[Extracted records]
★ ★ ★ ★ ★ ★ ★
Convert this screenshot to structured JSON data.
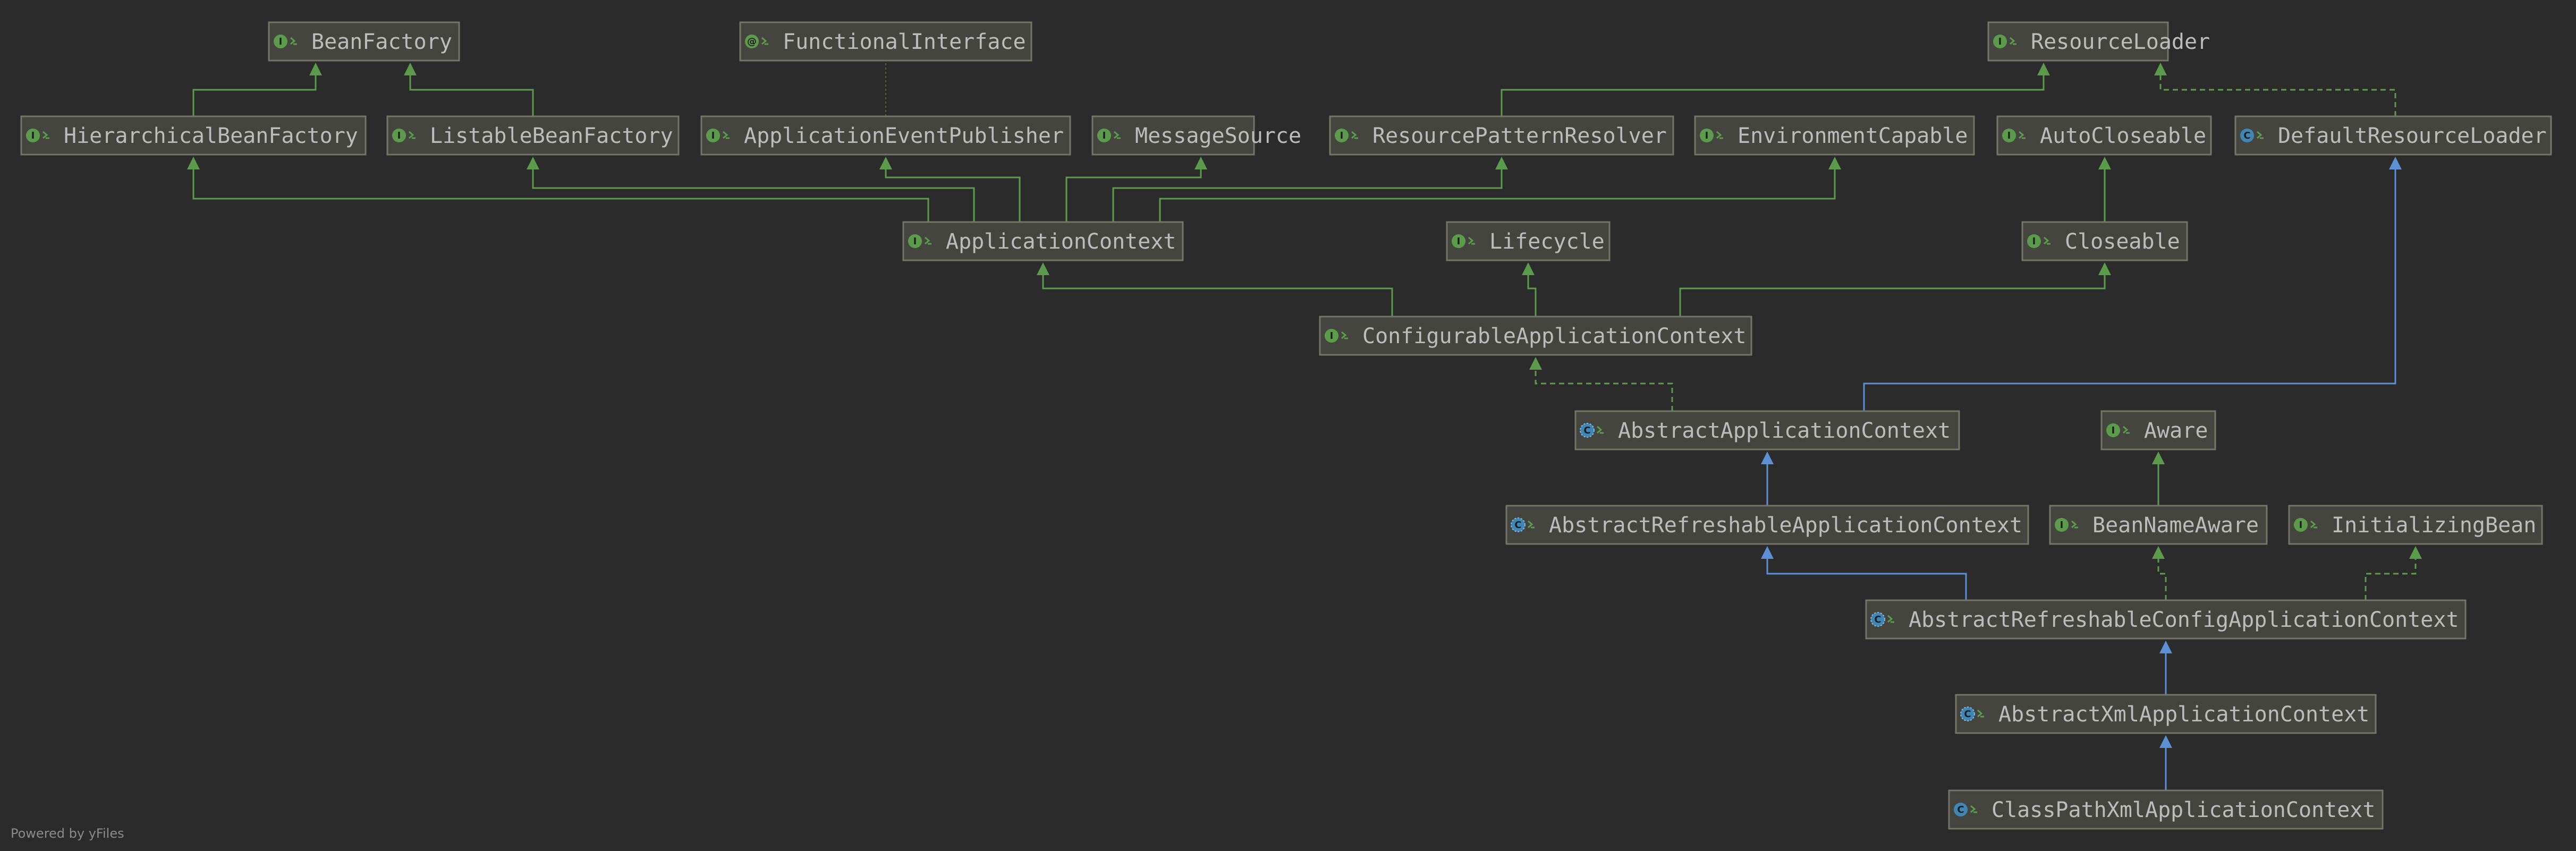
{
  "footer": "Powered by yFiles",
  "colors": {
    "background": "#2b2b2b",
    "node_fill": "#45453f",
    "node_border": "#74746a",
    "text": "#bcbcbc",
    "interface_icon": "#5d9b4c",
    "class_icon": "#3f86b4",
    "implements_edge": "#5d9b4c",
    "extends_edge": "#5b8fd6"
  },
  "nodes": [
    {
      "id": "BeanFactory",
      "label": "BeanFactory",
      "kind": "interface"
    },
    {
      "id": "FunctionalInterface",
      "label": "FunctionalInterface",
      "kind": "annotation"
    },
    {
      "id": "ResourceLoader",
      "label": "ResourceLoader",
      "kind": "interface"
    },
    {
      "id": "HierarchicalBeanFactory",
      "label": "HierarchicalBeanFactory",
      "kind": "interface"
    },
    {
      "id": "ListableBeanFactory",
      "label": "ListableBeanFactory",
      "kind": "interface"
    },
    {
      "id": "ApplicationEventPublisher",
      "label": "ApplicationEventPublisher",
      "kind": "interface"
    },
    {
      "id": "MessageSource",
      "label": "MessageSource",
      "kind": "interface"
    },
    {
      "id": "ResourcePatternResolver",
      "label": "ResourcePatternResolver",
      "kind": "interface"
    },
    {
      "id": "EnvironmentCapable",
      "label": "EnvironmentCapable",
      "kind": "interface"
    },
    {
      "id": "AutoCloseable",
      "label": "AutoCloseable",
      "kind": "interface"
    },
    {
      "id": "DefaultResourceLoader",
      "label": "DefaultResourceLoader",
      "kind": "class"
    },
    {
      "id": "ApplicationContext",
      "label": "ApplicationContext",
      "kind": "interface"
    },
    {
      "id": "Lifecycle",
      "label": "Lifecycle",
      "kind": "interface"
    },
    {
      "id": "Closeable",
      "label": "Closeable",
      "kind": "interface"
    },
    {
      "id": "ConfigurableApplicationContext",
      "label": "ConfigurableApplicationContext",
      "kind": "interface"
    },
    {
      "id": "AbstractApplicationContext",
      "label": "AbstractApplicationContext",
      "kind": "abstract"
    },
    {
      "id": "Aware",
      "label": "Aware",
      "kind": "interface"
    },
    {
      "id": "AbstractRefreshableApplicationContext",
      "label": "AbstractRefreshableApplicationContext",
      "kind": "abstract"
    },
    {
      "id": "BeanNameAware",
      "label": "BeanNameAware",
      "kind": "interface"
    },
    {
      "id": "InitializingBean",
      "label": "InitializingBean",
      "kind": "interface"
    },
    {
      "id": "AbstractRefreshableConfigApplicationContext",
      "label": "AbstractRefreshableConfigApplicationContext",
      "kind": "abstract"
    },
    {
      "id": "AbstractXmlApplicationContext",
      "label": "AbstractXmlApplicationContext",
      "kind": "abstract"
    },
    {
      "id": "ClassPathXmlApplicationContext",
      "label": "ClassPathXmlApplicationContext",
      "kind": "class"
    }
  ],
  "edges": [
    {
      "from": "HierarchicalBeanFactory",
      "to": "BeanFactory",
      "type": "extends-interface"
    },
    {
      "from": "ListableBeanFactory",
      "to": "BeanFactory",
      "type": "extends-interface"
    },
    {
      "from": "ApplicationEventPublisher",
      "to": "FunctionalInterface",
      "type": "annotated"
    },
    {
      "from": "ResourcePatternResolver",
      "to": "ResourceLoader",
      "type": "extends-interface"
    },
    {
      "from": "DefaultResourceLoader",
      "to": "ResourceLoader",
      "type": "implements"
    },
    {
      "from": "ApplicationContext",
      "to": "HierarchicalBeanFactory",
      "type": "extends-interface"
    },
    {
      "from": "ApplicationContext",
      "to": "ListableBeanFactory",
      "type": "extends-interface"
    },
    {
      "from": "ApplicationContext",
      "to": "ApplicationEventPublisher",
      "type": "extends-interface"
    },
    {
      "from": "ApplicationContext",
      "to": "MessageSource",
      "type": "extends-interface"
    },
    {
      "from": "ApplicationContext",
      "to": "ResourcePatternResolver",
      "type": "extends-interface"
    },
    {
      "from": "ApplicationContext",
      "to": "EnvironmentCapable",
      "type": "extends-interface"
    },
    {
      "from": "Closeable",
      "to": "AutoCloseable",
      "type": "extends-interface"
    },
    {
      "from": "ConfigurableApplicationContext",
      "to": "ApplicationContext",
      "type": "extends-interface"
    },
    {
      "from": "ConfigurableApplicationContext",
      "to": "Lifecycle",
      "type": "extends-interface"
    },
    {
      "from": "ConfigurableApplicationContext",
      "to": "Closeable",
      "type": "extends-interface"
    },
    {
      "from": "AbstractApplicationContext",
      "to": "ConfigurableApplicationContext",
      "type": "implements"
    },
    {
      "from": "AbstractApplicationContext",
      "to": "DefaultResourceLoader",
      "type": "extends"
    },
    {
      "from": "BeanNameAware",
      "to": "Aware",
      "type": "extends-interface"
    },
    {
      "from": "AbstractRefreshableApplicationContext",
      "to": "AbstractApplicationContext",
      "type": "extends"
    },
    {
      "from": "AbstractRefreshableConfigApplicationContext",
      "to": "AbstractRefreshableApplicationContext",
      "type": "extends"
    },
    {
      "from": "AbstractRefreshableConfigApplicationContext",
      "to": "BeanNameAware",
      "type": "implements"
    },
    {
      "from": "AbstractRefreshableConfigApplicationContext",
      "to": "InitializingBean",
      "type": "implements"
    },
    {
      "from": "AbstractXmlApplicationContext",
      "to": "AbstractRefreshableConfigApplicationContext",
      "type": "extends"
    },
    {
      "from": "ClassPathXmlApplicationContext",
      "to": "AbstractXmlApplicationContext",
      "type": "extends"
    }
  ]
}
★ ★ ★ ★ ★ ★ ★
Task goal:
Check each line of the data above for the word "ListableBeanFactory" and say how many lines have it. Give the number alone.

Expected output:
4